Objective: Each line containing the word "tiêu" should be found and copied.

[Data entries]
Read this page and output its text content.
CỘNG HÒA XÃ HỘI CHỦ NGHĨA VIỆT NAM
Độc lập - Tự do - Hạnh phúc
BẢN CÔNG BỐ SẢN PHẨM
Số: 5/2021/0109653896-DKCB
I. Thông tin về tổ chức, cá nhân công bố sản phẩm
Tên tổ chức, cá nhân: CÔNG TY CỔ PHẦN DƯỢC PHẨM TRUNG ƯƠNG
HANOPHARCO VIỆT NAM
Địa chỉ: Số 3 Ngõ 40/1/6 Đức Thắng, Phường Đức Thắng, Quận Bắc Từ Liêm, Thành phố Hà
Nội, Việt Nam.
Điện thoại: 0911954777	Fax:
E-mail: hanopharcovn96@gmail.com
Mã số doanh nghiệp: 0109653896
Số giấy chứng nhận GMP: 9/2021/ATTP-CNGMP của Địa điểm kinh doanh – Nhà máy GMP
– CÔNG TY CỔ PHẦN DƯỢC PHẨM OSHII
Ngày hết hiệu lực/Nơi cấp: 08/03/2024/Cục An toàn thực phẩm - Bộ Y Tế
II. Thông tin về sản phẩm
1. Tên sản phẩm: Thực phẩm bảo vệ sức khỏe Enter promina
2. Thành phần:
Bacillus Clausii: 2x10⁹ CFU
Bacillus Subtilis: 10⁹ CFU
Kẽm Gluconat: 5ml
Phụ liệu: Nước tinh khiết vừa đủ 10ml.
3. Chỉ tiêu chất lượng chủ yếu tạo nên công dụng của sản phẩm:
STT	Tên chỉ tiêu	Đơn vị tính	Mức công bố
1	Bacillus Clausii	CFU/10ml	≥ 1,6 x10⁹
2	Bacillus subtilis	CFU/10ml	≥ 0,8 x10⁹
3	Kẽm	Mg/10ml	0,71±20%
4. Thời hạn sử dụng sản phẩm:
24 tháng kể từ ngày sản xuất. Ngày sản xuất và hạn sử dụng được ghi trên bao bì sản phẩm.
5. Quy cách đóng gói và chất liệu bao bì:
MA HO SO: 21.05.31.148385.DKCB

Solution to the problem:
3. Chỉ tiêu chất lượng chủ yếu tạo nên công dụng của sản phẩm:
STT	Tên chỉ tiêu	Đơn vị tính	Mức công bố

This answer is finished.